**PROBLEM TO SOLVE**
List all lines in the material below that contain "years".

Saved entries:
__________________________________________________

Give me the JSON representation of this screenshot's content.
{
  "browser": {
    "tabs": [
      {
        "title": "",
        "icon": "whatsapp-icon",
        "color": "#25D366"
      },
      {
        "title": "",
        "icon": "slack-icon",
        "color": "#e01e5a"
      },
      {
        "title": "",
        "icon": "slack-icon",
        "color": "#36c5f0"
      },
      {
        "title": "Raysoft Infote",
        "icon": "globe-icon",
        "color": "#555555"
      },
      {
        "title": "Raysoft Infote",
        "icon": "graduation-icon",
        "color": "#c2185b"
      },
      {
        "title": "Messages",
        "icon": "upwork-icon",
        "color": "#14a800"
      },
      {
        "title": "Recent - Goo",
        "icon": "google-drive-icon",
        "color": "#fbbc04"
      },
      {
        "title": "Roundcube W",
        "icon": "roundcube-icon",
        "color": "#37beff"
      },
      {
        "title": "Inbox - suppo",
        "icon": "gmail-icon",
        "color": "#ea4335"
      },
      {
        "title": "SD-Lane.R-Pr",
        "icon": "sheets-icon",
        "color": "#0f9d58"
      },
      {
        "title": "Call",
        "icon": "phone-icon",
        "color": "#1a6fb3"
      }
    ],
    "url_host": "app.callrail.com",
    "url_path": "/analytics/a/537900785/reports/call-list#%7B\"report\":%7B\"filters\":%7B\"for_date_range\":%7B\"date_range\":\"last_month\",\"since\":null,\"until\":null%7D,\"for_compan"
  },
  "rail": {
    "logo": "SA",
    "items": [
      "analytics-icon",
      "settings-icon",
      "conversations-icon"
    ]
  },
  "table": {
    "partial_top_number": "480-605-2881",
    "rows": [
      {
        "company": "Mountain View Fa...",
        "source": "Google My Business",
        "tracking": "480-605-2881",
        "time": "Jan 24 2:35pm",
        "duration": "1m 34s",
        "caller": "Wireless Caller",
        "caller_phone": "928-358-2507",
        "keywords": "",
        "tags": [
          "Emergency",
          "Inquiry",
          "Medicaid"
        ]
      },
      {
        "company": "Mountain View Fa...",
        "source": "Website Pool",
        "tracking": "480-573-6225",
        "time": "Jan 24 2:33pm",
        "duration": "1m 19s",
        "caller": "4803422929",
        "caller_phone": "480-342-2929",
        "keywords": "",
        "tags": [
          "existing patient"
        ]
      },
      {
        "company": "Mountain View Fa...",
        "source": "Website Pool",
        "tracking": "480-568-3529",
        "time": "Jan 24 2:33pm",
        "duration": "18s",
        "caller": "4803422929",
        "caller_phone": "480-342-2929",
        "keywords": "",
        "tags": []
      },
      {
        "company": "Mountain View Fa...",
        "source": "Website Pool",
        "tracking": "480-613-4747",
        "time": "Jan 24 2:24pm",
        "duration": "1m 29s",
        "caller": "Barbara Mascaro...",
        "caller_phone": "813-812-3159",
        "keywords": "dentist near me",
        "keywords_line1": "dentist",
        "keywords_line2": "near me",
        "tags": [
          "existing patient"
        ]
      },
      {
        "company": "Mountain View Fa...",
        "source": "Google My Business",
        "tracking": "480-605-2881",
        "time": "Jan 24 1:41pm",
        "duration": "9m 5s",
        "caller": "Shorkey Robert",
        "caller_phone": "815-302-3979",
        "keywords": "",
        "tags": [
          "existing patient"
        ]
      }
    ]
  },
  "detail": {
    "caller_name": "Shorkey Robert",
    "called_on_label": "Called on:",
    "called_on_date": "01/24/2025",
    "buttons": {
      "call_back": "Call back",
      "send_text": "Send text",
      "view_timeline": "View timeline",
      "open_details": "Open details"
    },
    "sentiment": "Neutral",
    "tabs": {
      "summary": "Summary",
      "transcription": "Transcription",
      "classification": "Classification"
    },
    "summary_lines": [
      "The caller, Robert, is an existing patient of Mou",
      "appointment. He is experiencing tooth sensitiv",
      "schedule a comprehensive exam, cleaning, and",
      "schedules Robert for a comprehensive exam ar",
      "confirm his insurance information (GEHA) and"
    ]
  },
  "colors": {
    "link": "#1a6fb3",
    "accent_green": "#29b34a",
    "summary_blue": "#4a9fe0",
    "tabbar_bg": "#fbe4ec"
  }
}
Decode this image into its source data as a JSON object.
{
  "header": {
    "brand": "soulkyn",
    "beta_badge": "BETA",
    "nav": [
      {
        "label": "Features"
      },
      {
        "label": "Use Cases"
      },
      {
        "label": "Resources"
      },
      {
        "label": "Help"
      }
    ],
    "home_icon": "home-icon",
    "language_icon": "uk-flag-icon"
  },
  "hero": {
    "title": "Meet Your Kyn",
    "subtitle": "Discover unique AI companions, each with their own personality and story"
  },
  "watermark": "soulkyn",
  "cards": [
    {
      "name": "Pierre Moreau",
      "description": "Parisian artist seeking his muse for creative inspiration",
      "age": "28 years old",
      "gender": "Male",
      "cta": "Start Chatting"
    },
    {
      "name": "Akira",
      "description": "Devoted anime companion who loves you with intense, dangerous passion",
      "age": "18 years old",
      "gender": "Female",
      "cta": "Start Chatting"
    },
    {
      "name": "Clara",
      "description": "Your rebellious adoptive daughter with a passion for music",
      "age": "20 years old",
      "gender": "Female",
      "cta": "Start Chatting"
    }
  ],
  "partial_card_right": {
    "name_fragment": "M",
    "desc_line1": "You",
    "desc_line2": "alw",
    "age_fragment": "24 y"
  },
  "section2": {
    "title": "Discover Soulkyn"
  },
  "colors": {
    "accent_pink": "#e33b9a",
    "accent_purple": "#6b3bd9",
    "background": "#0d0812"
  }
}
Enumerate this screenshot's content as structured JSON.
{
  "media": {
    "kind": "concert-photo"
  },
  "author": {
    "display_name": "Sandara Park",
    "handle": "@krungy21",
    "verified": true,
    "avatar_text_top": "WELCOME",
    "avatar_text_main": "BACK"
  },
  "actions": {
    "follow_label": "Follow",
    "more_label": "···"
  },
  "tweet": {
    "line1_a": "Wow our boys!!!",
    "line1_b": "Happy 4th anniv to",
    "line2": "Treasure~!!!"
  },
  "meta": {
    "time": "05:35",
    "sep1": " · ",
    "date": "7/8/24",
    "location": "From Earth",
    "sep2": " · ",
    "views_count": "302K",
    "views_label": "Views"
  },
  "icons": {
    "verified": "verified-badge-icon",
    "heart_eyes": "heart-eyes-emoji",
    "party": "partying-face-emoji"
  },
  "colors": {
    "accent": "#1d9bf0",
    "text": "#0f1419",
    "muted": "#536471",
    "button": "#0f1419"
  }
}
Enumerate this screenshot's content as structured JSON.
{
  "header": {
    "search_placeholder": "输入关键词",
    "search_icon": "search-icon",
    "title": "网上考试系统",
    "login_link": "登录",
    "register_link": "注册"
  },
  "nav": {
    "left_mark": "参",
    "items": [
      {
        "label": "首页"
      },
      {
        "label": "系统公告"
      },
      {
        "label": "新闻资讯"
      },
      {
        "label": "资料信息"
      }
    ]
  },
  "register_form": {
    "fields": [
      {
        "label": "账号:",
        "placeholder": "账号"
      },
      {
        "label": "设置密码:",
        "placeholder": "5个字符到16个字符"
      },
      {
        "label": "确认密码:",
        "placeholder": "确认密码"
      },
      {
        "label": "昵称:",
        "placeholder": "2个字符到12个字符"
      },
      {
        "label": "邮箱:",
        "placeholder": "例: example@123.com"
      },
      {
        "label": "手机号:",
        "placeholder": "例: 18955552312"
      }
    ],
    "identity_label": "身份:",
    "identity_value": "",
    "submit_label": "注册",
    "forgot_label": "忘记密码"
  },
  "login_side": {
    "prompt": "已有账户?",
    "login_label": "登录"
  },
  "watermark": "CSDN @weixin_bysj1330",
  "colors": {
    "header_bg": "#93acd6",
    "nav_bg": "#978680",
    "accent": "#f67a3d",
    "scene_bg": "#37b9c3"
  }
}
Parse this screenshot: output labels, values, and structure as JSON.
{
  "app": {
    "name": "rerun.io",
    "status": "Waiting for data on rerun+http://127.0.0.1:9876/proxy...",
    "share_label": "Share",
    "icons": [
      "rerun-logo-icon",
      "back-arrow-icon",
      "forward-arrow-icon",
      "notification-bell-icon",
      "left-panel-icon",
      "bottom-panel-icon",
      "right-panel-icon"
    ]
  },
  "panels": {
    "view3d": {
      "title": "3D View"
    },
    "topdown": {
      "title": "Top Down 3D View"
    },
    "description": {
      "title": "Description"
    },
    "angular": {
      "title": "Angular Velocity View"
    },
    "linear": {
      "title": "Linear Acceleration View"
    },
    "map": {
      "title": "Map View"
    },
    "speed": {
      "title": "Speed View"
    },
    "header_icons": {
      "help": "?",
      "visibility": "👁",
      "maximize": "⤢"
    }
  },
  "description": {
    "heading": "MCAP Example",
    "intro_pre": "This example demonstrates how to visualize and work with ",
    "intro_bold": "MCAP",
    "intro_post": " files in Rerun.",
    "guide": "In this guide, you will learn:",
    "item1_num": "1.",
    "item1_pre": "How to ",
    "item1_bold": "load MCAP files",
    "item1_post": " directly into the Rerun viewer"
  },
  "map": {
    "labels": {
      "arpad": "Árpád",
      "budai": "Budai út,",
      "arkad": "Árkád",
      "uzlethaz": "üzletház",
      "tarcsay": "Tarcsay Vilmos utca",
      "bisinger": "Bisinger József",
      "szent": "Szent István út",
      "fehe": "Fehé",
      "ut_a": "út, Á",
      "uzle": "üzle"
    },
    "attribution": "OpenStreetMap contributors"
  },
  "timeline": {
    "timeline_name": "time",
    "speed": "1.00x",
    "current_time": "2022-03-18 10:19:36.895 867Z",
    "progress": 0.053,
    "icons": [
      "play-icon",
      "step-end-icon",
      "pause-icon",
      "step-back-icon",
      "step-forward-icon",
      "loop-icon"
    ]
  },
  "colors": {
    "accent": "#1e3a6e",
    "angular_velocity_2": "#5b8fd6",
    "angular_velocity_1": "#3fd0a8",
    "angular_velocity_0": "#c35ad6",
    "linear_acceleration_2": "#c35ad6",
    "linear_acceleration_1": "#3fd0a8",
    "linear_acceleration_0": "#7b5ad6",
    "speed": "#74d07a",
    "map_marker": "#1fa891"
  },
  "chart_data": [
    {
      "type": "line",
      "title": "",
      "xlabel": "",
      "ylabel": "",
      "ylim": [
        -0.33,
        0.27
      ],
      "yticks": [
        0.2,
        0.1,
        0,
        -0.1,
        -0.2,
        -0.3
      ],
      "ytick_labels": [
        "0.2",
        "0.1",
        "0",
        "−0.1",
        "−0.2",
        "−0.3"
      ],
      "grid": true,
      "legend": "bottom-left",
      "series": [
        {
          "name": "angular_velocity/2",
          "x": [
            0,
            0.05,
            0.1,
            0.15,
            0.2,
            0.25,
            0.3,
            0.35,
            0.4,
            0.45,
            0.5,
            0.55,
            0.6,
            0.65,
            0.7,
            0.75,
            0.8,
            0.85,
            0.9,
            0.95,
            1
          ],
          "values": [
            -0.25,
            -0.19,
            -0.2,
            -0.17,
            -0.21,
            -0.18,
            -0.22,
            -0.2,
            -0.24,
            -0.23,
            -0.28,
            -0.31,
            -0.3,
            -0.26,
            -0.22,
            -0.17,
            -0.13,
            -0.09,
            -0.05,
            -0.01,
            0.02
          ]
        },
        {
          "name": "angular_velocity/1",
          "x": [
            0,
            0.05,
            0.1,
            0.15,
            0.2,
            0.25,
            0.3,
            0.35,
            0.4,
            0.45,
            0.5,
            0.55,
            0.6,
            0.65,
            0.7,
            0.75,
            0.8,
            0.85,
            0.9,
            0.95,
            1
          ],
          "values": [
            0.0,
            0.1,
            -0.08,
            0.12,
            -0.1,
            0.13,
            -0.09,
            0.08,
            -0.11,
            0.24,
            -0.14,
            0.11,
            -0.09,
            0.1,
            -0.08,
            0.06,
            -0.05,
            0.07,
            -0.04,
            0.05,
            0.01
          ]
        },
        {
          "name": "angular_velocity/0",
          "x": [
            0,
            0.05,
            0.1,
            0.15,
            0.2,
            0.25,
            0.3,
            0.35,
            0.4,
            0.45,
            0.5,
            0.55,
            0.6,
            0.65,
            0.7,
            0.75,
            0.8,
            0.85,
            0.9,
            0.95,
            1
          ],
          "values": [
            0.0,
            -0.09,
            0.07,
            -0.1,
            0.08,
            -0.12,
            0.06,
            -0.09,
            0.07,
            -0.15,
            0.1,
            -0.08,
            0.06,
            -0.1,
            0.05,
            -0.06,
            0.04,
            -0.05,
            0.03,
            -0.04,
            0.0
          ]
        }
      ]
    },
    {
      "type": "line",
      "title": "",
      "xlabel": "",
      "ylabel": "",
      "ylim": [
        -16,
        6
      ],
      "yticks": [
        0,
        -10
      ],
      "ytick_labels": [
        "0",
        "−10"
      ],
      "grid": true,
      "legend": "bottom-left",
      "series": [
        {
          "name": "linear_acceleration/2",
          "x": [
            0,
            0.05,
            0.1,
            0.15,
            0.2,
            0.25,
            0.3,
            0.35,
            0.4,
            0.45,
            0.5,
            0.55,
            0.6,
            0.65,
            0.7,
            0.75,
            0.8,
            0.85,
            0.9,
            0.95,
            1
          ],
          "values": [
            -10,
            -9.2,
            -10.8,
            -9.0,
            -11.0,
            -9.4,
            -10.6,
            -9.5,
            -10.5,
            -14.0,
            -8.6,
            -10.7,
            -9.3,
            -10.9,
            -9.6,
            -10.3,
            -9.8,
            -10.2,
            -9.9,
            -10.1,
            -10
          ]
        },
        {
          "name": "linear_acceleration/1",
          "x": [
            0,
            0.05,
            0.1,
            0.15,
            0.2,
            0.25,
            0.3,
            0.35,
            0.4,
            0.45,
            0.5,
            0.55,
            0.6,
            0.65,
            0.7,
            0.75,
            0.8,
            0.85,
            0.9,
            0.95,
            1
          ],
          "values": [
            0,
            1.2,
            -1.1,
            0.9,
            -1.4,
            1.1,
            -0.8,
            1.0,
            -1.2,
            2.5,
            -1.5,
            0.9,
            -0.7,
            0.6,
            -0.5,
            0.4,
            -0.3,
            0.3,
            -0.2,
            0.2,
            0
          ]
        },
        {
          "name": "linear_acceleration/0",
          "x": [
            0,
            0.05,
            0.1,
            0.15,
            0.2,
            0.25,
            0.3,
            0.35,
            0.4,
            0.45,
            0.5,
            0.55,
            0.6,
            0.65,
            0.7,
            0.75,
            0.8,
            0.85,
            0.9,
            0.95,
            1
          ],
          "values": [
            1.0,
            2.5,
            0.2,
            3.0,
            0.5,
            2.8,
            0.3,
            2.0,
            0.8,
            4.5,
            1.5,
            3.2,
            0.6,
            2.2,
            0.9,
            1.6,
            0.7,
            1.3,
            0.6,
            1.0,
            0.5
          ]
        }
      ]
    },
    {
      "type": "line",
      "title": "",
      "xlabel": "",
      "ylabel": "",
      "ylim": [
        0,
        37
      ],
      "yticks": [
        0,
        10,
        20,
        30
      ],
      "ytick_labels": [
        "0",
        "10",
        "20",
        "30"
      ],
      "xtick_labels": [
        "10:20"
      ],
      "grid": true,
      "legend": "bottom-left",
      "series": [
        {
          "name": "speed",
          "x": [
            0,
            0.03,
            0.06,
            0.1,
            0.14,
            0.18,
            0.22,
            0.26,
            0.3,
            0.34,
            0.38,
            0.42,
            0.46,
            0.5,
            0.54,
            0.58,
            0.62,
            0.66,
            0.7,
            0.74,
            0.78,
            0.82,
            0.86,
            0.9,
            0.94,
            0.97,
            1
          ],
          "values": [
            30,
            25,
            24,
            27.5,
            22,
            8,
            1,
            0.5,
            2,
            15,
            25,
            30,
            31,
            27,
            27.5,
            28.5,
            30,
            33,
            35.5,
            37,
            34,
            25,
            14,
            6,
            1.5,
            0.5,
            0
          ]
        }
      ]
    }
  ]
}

__________________________________________________

**FINISHED TASK**
      "age": "28 years old",
      "age": "18 years old",
      "age": "20 years old",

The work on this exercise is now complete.